__Objective__.
Write out the entire listing below exactly as it appears, minus any pictures.

Extracts from a graphics dataset
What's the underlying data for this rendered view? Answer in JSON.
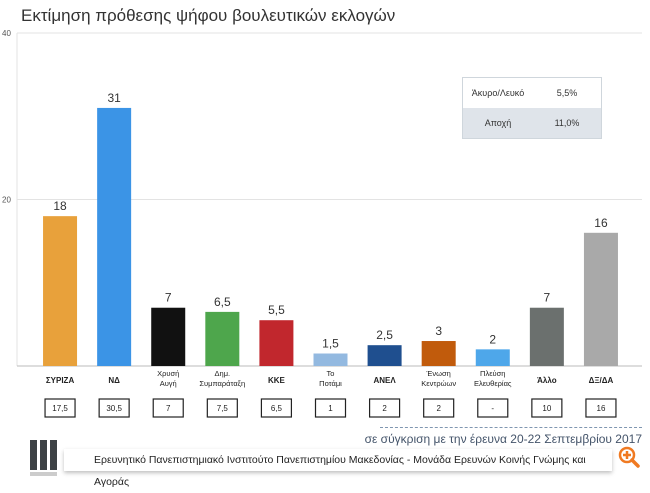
{
  "chart_data": {
    "type": "bar",
    "title": "Εκτίμηση πρόθεσης ψήφου βουλευτικών εκλογών",
    "ylim": [
      0,
      40
    ],
    "yticks": [
      "20",
      "40"
    ],
    "categories": [
      "ΣΥΡΙΖΑ",
      "ΝΔ",
      "Χρυσή Αυγή",
      "Δημ. Συμπαράταξη",
      "ΚΚΕ",
      "Το Ποτάμι",
      "ΑΝΕΛ",
      "Ένωση Κεντρώων",
      "Πλεύση Ελευθερίας",
      "Άλλο",
      "ΔΞ/ΔΑ"
    ],
    "label_lines": [
      [
        "ΣΥΡΙΖΑ"
      ],
      [
        "ΝΔ"
      ],
      [
        "Χρυσή",
        "Αυγή"
      ],
      [
        "Δημ.",
        "Συμπαράταξη"
      ],
      [
        "ΚΚΕ"
      ],
      [
        "Το",
        "Ποτάμι"
      ],
      [
        "ΑΝΕΛ"
      ],
      [
        "Ένωση",
        "Κεντρώων"
      ],
      [
        "Πλεύση",
        "Ελευθερίας"
      ],
      [
        "Άλλο"
      ],
      [
        "ΔΞ/ΔΑ"
      ]
    ],
    "values": [
      18,
      31,
      7,
      6.5,
      5.5,
      1.5,
      2.5,
      3,
      2,
      7,
      16
    ],
    "value_labels": [
      "18",
      "31",
      "7",
      "6,5",
      "5,5",
      "1,5",
      "2,5",
      "3",
      "2",
      "7",
      "16"
    ],
    "previous": [
      "17,5",
      "30,5",
      "7",
      "7,5",
      "6,5",
      "1",
      "2",
      "2",
      "-",
      "10",
      "16"
    ],
    "colors": [
      "#e8a13b",
      "#3b94e6",
      "#111111",
      "#4ea64c",
      "#c1272d",
      "#93b9e0",
      "#1f4f8f",
      "#c15b0c",
      "#4ea7ea",
      "#6b706e",
      "#a9a9a9"
    ]
  },
  "extra_table": [
    {
      "label": "Άκυρο/Λευκό",
      "value": "5,5%"
    },
    {
      "label": "Αποχή",
      "value": "11,0%"
    }
  ],
  "comparison_note": "σε σύγκριση με την έρευνα 20-22 Σεπτεμβρίου 2017",
  "footer": "Ερευνητικό Πανεπιστημιακό Ινστιτούτο Πανεπιστημίου Μακεδονίας - Μονάδα Ερευνών Κοινής Γνώμης και Αγοράς",
  "icons": {
    "zoom": "zoom-in-icon",
    "logo": "institute-logo"
  }
}
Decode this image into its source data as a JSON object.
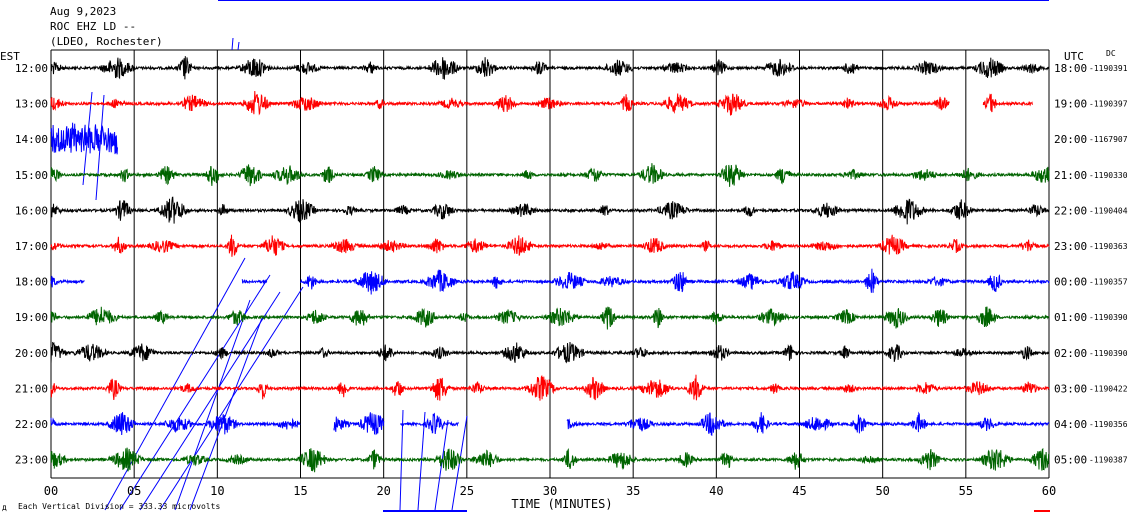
{
  "header": {
    "date": "Aug 9,2023",
    "station": "ROC EHZ LD --",
    "network": "(LDEO, Rochester)"
  },
  "left_axis_title": "EST",
  "right_axis_title": "UTC",
  "dc_label": "DC",
  "footer_note": "Each Vertical Division = 333.33 microvolts",
  "footer_mark": "д",
  "chart_data": {
    "type": "line",
    "title": "",
    "xlabel": "TIME (MINUTES)",
    "ylabel": "",
    "xlim": [
      0,
      60
    ],
    "x_ticks": [
      "00",
      "05",
      "10",
      "15",
      "20",
      "25",
      "30",
      "35",
      "40",
      "45",
      "50",
      "55",
      "60"
    ],
    "grid": "vertical lines every 5 minutes",
    "trace_colors": [
      "#000000",
      "#ff0000",
      "#0000ff",
      "#006400"
    ],
    "rows": [
      {
        "est": "12:00",
        "utc": "18:00",
        "dc": "-1190391",
        "color": "#000000",
        "data_span_min": [
          0,
          60
        ]
      },
      {
        "est": "13:00",
        "utc": "19:00",
        "dc": "-1190397",
        "color": "#ff0000",
        "data_span_min": [
          0,
          60
        ],
        "gaps_min": [
          [
            54,
            56
          ],
          [
            59,
            60
          ]
        ]
      },
      {
        "est": "14:00",
        "utc": "20:00",
        "dc": "-1167907",
        "color": "#0000ff",
        "data_span_min": [
          0,
          4
        ]
      },
      {
        "est": "15:00",
        "utc": "21:00",
        "dc": "-1190330",
        "color": "#006400",
        "data_span_min": [
          0,
          60
        ]
      },
      {
        "est": "16:00",
        "utc": "22:00",
        "dc": "-1190404",
        "color": "#000000",
        "data_span_min": [
          0,
          60
        ]
      },
      {
        "est": "17:00",
        "utc": "23:00",
        "dc": "-1190363",
        "color": "#ff0000",
        "data_span_min": [
          0,
          60
        ]
      },
      {
        "est": "18:00",
        "utc": "00:00",
        "dc": "-1190357",
        "color": "#0000ff",
        "data_span_min": [
          0,
          60
        ],
        "gaps_min": [
          [
            2,
            11.5
          ],
          [
            13,
            15
          ]
        ]
      },
      {
        "est": "19:00",
        "utc": "01:00",
        "dc": "-1190390",
        "color": "#006400",
        "data_span_min": [
          0,
          60
        ]
      },
      {
        "est": "20:00",
        "utc": "02:00",
        "dc": "-1190390",
        "color": "#000000",
        "data_span_min": [
          0,
          60
        ]
      },
      {
        "est": "21:00",
        "utc": "03:00",
        "dc": "-1190422",
        "color": "#ff0000",
        "data_span_min": [
          0,
          60
        ]
      },
      {
        "est": "22:00",
        "utc": "04:00",
        "dc": "-1190356",
        "color": "#0000ff",
        "data_span_min": [
          0,
          60
        ],
        "gaps_min": [
          [
            15,
            17
          ],
          [
            20,
            21
          ],
          [
            24.5,
            31
          ]
        ]
      },
      {
        "est": "23:00",
        "utc": "05:00",
        "dc": "-1190387",
        "color": "#006400",
        "data_span_min": [
          0,
          60
        ]
      }
    ]
  }
}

__Correct response__.
What's the underlying data for this rendered view? Answer in JSON.
{
  "chart_data": {
    "type": "bar",
    "title": "Εκτίμηση πρόθεσης ψήφου βουλευτικών εκλογών",
    "ylim": [
      0,
      40
    ],
    "yticks": [
      "20",
      "40"
    ],
    "categories": [
      "ΣΥΡΙΖΑ",
      "ΝΔ",
      "Χρυσή Αυγή",
      "Δημ. Συμπαράταξη",
      "ΚΚΕ",
      "Το Ποτάμι",
      "ΑΝΕΛ",
      "Ένωση Κεντρώων",
      "Πλεύση Ελευθερίας",
      "Άλλο",
      "ΔΞ/ΔΑ"
    ],
    "label_lines": [
      [
        "ΣΥΡΙΖΑ"
      ],
      [
        "ΝΔ"
      ],
      [
        "Χρυσή",
        "Αυγή"
      ],
      [
        "Δημ.",
        "Συμπαράταξη"
      ],
      [
        "ΚΚΕ"
      ],
      [
        "Το",
        "Ποτάμι"
      ],
      [
        "ΑΝΕΛ"
      ],
      [
        "Ένωση",
        "Κεντρώων"
      ],
      [
        "Πλεύση",
        "Ελευθερίας"
      ],
      [
        "Άλλο"
      ],
      [
        "ΔΞ/ΔΑ"
      ]
    ],
    "values": [
      18,
      31,
      7,
      6.5,
      5.5,
      1.5,
      2.5,
      3,
      2,
      7,
      16
    ],
    "value_labels": [
      "18",
      "31",
      "7",
      "6,5",
      "5,5",
      "1,5",
      "2,5",
      "3",
      "2",
      "7",
      "16"
    ],
    "previous": [
      "17,5",
      "30,5",
      "7",
      "7,5",
      "6,5",
      "1",
      "2",
      "2",
      "-",
      "10",
      "16"
    ],
    "colors": [
      "#e8a13b",
      "#3b94e6",
      "#111111",
      "#4ea64c",
      "#c1272d",
      "#93b9e0",
      "#1f4f8f",
      "#c15b0c",
      "#4ea7ea",
      "#6b706e",
      "#a9a9a9"
    ]
  },
  "extra_table": [
    {
      "label": "Άκυρο/Λευκό",
      "value": "5,5%"
    },
    {
      "label": "Αποχή",
      "value": "11,0%"
    }
  ],
  "comparison_note": "σε σύγκριση με την έρευνα 20-22 Σεπτεμβρίου 2017",
  "footer": "Ερευνητικό Πανεπιστημιακό Ινστιτούτο Πανεπιστημίου Μακεδονίας - Μονάδα Ερευνών Κοινής Γνώμης και Αγοράς",
  "icons": {
    "zoom": "zoom-in-icon",
    "logo": "institute-logo"
  }
}
Decode this image into its source data as a JSON object.
{
  "header": {
    "date": "Aug 9,2023",
    "station": "ROC EHZ LD --",
    "network": "(LDEO, Rochester)"
  },
  "left_axis_title": "EST",
  "right_axis_title": "UTC",
  "dc_label": "DC",
  "footer_note": "Each Vertical Division = 333.33 microvolts",
  "footer_mark": "д",
  "chart_data": {
    "type": "line",
    "title": "",
    "xlabel": "TIME (MINUTES)",
    "ylabel": "",
    "xlim": [
      0,
      60
    ],
    "x_ticks": [
      "00",
      "05",
      "10",
      "15",
      "20",
      "25",
      "30",
      "35",
      "40",
      "45",
      "50",
      "55",
      "60"
    ],
    "grid": "vertical lines every 5 minutes",
    "trace_colors": [
      "#000000",
      "#ff0000",
      "#0000ff",
      "#006400"
    ],
    "rows": [
      {
        "est": "12:00",
        "utc": "18:00",
        "dc": "-1190391",
        "color": "#000000",
        "data_span_min": [
          0,
          60
        ]
      },
      {
        "est": "13:00",
        "utc": "19:00",
        "dc": "-1190397",
        "color": "#ff0000",
        "data_span_min": [
          0,
          60
        ],
        "gaps_min": [
          [
            54,
            56
          ],
          [
            59,
            60
          ]
        ]
      },
      {
        "est": "14:00",
        "utc": "20:00",
        "dc": "-1167907",
        "color": "#0000ff",
        "data_span_min": [
          0,
          4
        ]
      },
      {
        "est": "15:00",
        "utc": "21:00",
        "dc": "-1190330",
        "color": "#006400",
        "data_span_min": [
          0,
          60
        ]
      },
      {
        "est": "16:00",
        "utc": "22:00",
        "dc": "-1190404",
        "color": "#000000",
        "data_span_min": [
          0,
          60
        ]
      },
      {
        "est": "17:00",
        "utc": "23:00",
        "dc": "-1190363",
        "color": "#ff0000",
        "data_span_min": [
          0,
          60
        ]
      },
      {
        "est": "18:00",
        "utc": "00:00",
        "dc": "-1190357",
        "color": "#0000ff",
        "data_span_min": [
          0,
          60
        ],
        "gaps_min": [
          [
            2,
            11.5
          ],
          [
            13,
            15
          ]
        ]
      },
      {
        "est": "19:00",
        "utc": "01:00",
        "dc": "-1190390",
        "color": "#006400",
        "data_span_min": [
          0,
          60
        ]
      },
      {
        "est": "20:00",
        "utc": "02:00",
        "dc": "-1190390",
        "color": "#000000",
        "data_span_min": [
          0,
          60
        ]
      },
      {
        "est": "21:00",
        "utc": "03:00",
        "dc": "-1190422",
        "color": "#ff0000",
        "data_span_min": [
          0,
          60
        ]
      },
      {
        "est": "22:00",
        "utc": "04:00",
        "dc": "-1190356",
        "color": "#0000ff",
        "data_span_min": [
          0,
          60
        ],
        "gaps_min": [
          [
            15,
            17
          ],
          [
            20,
            21
          ],
          [
            24.5,
            31
          ]
        ]
      },
      {
        "est": "23:00",
        "utc": "05:00",
        "dc": "-1190387",
        "color": "#006400",
        "data_span_min": [
          0,
          60
        ]
      }
    ]
  }
}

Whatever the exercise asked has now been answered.